### TEXT EXCERPT

******************************

The state is telling Muslim Nigerians to celebrate Eid-el-Kabir quietly, in small gatherings, and close to an exit.
On Monday, the Headquarters Joint Task Force for the North-East issued a security advisory. Credible intelligence, the advisory said, indicates Boko Haram and ISWAP may attempt attacks on civilian targets during the Eid celebrations. Suicide bombers. Improvised explosive devices. Densely populated areas. Prayer grounds.
Residents were told to avoid open gatherings where possible. Conduct prayers close to home. Stay away from markets, motor parks, and banking halls during the celebrations. Report suspicious persons or unattended objects immediately.
The government declared the two-day Eid public holiday. Then the military told people how to survive it.
This is not the first time. Sallah 2024 carried similar warnings. The pattern is consistent enough that the advisory itself has become part of the festival preparation in the North-East. Before you choose where to pray, you assess the risk calculation.
The military says it has already deployed troops and surveillance assets across vulnerable locations. It says the threats have been thoroughly anticipated. That may be true.
But the fact that it needs to be said, every year, during the same festival, in the same region, tells you something the announcement doesn't say. Seventeen years since Boko Haram's insurgency began in Maiduguri. Multiple military operations. Countless declarations of progress. And on the morning of Eid 2026, a father in Borno State is making a decision about whether his family prays at the mosque or in the sitting room.
The military can deploy troops. It cannot deploy the security that's been absent long enough for the absence to feel normal.

******************************

### PROBLEM STATEMENT
Please reproduce the stretch of the Eid security text from "Residents were told" through "unattended objects immediately." word for word.

### DATA FOR REVIEW
******************************

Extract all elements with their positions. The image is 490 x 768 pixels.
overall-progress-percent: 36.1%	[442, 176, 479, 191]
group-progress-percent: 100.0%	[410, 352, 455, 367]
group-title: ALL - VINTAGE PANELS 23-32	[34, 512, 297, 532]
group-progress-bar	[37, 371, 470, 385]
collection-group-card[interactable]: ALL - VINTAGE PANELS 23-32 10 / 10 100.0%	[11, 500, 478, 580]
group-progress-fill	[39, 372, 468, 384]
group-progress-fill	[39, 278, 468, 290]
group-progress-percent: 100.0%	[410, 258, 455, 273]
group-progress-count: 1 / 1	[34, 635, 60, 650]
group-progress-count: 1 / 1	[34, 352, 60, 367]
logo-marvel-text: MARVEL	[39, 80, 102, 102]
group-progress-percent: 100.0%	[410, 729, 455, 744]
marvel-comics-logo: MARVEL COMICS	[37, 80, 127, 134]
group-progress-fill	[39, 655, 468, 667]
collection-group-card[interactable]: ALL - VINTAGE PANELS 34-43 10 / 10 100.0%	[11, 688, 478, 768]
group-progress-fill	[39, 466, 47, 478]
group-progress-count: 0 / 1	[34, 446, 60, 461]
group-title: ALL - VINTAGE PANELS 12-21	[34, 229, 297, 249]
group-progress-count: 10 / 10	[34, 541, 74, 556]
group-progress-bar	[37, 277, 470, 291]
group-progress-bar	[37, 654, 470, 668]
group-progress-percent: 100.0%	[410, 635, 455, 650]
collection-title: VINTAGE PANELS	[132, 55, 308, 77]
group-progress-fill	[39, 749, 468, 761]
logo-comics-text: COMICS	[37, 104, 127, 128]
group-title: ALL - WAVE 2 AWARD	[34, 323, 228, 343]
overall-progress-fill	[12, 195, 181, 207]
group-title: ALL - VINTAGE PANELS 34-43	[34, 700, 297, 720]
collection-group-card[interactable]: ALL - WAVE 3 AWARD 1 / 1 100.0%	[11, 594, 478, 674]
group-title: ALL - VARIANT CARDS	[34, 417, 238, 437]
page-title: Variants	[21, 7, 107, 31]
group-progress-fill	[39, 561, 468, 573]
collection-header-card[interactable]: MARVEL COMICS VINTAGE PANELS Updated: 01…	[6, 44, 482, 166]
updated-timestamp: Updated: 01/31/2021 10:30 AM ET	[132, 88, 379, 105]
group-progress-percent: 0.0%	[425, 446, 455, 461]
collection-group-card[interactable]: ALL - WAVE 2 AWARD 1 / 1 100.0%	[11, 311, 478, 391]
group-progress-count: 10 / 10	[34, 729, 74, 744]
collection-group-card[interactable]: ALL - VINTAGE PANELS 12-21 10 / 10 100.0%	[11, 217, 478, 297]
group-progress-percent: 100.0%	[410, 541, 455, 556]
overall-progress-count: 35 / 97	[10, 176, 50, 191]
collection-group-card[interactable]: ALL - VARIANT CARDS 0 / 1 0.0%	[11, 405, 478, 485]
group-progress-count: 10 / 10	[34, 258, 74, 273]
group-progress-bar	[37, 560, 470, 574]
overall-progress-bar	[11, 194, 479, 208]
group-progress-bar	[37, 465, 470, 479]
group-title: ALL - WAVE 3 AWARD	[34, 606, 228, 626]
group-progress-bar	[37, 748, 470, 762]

******************************

### RESPONSE AREA
Residents were told to avoid open gatherings where possible. Conduct prayers close to home. Stay away from markets, motor parks, and banking halls during the celebrations. Report suspicious persons or unattended objects immediately.